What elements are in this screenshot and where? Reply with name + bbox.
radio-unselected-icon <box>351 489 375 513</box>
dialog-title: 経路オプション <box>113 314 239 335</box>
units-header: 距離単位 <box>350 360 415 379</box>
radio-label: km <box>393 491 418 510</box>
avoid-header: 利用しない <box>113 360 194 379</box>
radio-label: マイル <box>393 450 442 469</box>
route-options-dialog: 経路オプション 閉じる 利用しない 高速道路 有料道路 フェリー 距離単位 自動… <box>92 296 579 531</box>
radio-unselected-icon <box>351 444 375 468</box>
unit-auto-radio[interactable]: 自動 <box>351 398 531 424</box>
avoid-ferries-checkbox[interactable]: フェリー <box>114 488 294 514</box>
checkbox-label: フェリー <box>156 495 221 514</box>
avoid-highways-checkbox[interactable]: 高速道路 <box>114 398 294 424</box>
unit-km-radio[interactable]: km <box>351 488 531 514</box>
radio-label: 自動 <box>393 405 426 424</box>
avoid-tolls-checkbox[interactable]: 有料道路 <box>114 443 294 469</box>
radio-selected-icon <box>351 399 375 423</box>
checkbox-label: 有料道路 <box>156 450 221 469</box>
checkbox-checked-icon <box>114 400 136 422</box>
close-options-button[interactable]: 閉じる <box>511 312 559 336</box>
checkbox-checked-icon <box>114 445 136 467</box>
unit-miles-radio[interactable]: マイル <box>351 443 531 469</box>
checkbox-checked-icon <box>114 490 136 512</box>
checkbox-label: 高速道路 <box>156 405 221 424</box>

^^^^

TASK REQUIREMENTS: Copy every line of the records above word for word, with nothing changed.

ANSWER FOR THE TASK:
What elements are in this screenshot and where? Reply with name + bbox.
radio-unselected-icon <box>351 489 375 513</box>
dialog-title: 経路オプション <box>113 314 239 335</box>
units-header: 距離単位 <box>350 360 415 379</box>
radio-label: km <box>393 491 418 510</box>
avoid-header: 利用しない <box>113 360 194 379</box>
radio-label: マイル <box>393 450 442 469</box>
route-options-dialog: 経路オプション 閉じる 利用しない 高速道路 有料道路 フェリー 距離単位 自動… <box>92 296 579 531</box>
radio-unselected-icon <box>351 444 375 468</box>
unit-auto-radio[interactable]: 自動 <box>351 398 531 424</box>
avoid-ferries-checkbox[interactable]: フェリー <box>114 488 294 514</box>
checkbox-label: フェリー <box>156 495 221 514</box>
avoid-highways-checkbox[interactable]: 高速道路 <box>114 398 294 424</box>
unit-km-radio[interactable]: km <box>351 488 531 514</box>
radio-label: 自動 <box>393 405 426 424</box>
avoid-tolls-checkbox[interactable]: 有料道路 <box>114 443 294 469</box>
radio-selected-icon <box>351 399 375 423</box>
checkbox-label: 有料道路 <box>156 450 221 469</box>
checkbox-checked-icon <box>114 400 136 422</box>
close-options-button[interactable]: 閉じる <box>511 312 559 336</box>
checkbox-checked-icon <box>114 445 136 467</box>
unit-miles-radio[interactable]: マイル <box>351 443 531 469</box>
checkbox-checked-icon <box>114 490 136 512</box>
checkbox-label: 高速道路 <box>156 405 221 424</box>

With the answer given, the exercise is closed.